▶ **Given instruction**:
Reproduce the entries word for word, from the first line through the line containing "menu-item-6[interactable]: 帮助(H) <box>294", inclusive.

[Entries of layout elements]
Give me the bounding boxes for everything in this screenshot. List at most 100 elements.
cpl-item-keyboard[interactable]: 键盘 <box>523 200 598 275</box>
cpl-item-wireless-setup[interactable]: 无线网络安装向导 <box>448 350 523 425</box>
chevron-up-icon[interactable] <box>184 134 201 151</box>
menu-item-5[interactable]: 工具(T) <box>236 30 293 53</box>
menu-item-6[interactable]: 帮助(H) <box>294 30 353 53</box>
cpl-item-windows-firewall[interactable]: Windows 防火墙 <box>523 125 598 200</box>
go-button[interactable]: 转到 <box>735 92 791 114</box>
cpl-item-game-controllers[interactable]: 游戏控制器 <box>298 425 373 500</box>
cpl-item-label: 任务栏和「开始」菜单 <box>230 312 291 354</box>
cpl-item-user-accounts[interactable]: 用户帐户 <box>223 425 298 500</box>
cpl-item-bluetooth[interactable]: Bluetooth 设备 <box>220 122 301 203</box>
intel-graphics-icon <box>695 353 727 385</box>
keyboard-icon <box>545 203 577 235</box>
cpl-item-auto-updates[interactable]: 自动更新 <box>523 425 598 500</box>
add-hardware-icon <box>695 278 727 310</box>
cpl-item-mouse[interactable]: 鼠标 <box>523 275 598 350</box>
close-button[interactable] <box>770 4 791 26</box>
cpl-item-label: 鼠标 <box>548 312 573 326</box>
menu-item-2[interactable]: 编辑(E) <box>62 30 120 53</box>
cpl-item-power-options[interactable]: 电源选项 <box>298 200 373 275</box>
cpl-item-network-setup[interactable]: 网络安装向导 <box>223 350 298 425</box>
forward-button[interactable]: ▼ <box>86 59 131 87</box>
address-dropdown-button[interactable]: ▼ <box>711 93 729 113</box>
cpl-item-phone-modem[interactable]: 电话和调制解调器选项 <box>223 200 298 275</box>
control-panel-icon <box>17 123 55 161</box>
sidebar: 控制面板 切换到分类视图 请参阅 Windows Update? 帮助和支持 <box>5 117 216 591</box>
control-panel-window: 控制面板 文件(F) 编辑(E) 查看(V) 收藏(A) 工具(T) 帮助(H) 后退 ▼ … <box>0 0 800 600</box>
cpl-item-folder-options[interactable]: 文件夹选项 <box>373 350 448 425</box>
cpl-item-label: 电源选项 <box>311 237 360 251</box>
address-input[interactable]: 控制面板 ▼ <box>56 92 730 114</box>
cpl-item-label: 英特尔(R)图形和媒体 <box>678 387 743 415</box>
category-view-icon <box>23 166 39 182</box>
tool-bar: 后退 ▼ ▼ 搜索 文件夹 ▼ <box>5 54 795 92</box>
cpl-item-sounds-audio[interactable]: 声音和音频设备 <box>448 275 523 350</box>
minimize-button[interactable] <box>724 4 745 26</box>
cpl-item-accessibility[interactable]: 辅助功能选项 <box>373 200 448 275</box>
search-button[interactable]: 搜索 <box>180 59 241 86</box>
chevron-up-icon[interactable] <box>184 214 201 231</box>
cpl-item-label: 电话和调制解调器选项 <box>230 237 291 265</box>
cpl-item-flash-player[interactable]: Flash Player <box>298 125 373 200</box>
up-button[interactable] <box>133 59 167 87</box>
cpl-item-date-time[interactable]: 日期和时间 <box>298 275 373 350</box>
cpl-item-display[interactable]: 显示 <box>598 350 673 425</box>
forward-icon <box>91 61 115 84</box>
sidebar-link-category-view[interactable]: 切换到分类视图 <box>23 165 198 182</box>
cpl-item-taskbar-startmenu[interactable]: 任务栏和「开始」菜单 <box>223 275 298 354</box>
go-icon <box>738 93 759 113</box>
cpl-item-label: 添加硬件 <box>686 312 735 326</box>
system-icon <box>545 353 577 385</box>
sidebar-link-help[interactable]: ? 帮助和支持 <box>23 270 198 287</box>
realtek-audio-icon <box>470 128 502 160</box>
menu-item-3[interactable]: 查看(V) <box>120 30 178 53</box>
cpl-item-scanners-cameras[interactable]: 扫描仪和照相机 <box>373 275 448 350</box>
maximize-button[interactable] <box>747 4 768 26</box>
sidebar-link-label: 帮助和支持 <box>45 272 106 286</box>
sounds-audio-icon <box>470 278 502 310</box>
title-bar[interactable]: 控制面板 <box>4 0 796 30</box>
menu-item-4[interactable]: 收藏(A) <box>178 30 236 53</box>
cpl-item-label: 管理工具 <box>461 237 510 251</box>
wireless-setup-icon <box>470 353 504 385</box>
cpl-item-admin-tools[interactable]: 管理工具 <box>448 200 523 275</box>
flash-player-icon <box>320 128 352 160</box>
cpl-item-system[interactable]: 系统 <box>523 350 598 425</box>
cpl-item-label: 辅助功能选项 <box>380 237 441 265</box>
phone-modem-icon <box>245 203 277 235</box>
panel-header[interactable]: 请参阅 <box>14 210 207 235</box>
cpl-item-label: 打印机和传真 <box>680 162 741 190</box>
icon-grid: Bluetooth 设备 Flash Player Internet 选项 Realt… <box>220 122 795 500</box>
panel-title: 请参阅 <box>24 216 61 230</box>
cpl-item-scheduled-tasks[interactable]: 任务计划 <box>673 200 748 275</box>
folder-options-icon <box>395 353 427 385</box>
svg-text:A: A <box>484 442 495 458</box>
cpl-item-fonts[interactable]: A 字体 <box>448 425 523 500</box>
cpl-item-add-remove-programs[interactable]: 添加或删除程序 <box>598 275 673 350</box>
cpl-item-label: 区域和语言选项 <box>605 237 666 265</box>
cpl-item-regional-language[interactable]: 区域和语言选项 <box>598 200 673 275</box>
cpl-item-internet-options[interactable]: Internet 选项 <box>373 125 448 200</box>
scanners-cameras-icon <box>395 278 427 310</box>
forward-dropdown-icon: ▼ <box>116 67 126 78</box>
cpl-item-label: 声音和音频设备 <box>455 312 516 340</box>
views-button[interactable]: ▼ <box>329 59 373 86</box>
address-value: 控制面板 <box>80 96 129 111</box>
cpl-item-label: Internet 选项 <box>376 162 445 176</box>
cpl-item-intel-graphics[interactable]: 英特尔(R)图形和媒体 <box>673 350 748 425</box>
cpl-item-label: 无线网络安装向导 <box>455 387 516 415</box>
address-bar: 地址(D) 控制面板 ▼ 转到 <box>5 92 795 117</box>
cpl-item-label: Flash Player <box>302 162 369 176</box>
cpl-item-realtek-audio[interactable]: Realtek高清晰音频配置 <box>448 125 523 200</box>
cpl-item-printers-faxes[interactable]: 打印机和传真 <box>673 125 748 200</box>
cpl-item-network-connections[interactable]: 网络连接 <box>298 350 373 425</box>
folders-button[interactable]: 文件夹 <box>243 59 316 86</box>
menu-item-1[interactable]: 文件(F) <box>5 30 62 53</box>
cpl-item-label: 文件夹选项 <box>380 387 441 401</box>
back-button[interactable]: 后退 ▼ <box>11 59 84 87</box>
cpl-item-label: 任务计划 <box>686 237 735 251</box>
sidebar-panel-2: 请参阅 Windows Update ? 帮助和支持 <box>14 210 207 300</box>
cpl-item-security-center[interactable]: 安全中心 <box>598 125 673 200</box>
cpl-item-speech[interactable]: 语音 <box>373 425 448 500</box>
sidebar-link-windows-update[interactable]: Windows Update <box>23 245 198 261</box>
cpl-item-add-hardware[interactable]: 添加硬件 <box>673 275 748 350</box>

▶ **Answer to this task**:
Give me the bounding boxes for everything in this screenshot. List at most 100 elements.
cpl-item-keyboard[interactable]: 键盘 <box>523 200 598 275</box>
cpl-item-wireless-setup[interactable]: 无线网络安装向导 <box>448 350 523 425</box>
chevron-up-icon[interactable] <box>184 134 201 151</box>
menu-item-5[interactable]: 工具(T) <box>236 30 293 53</box>
menu-item-6[interactable]: 帮助(H) <box>294 30 353 53</box>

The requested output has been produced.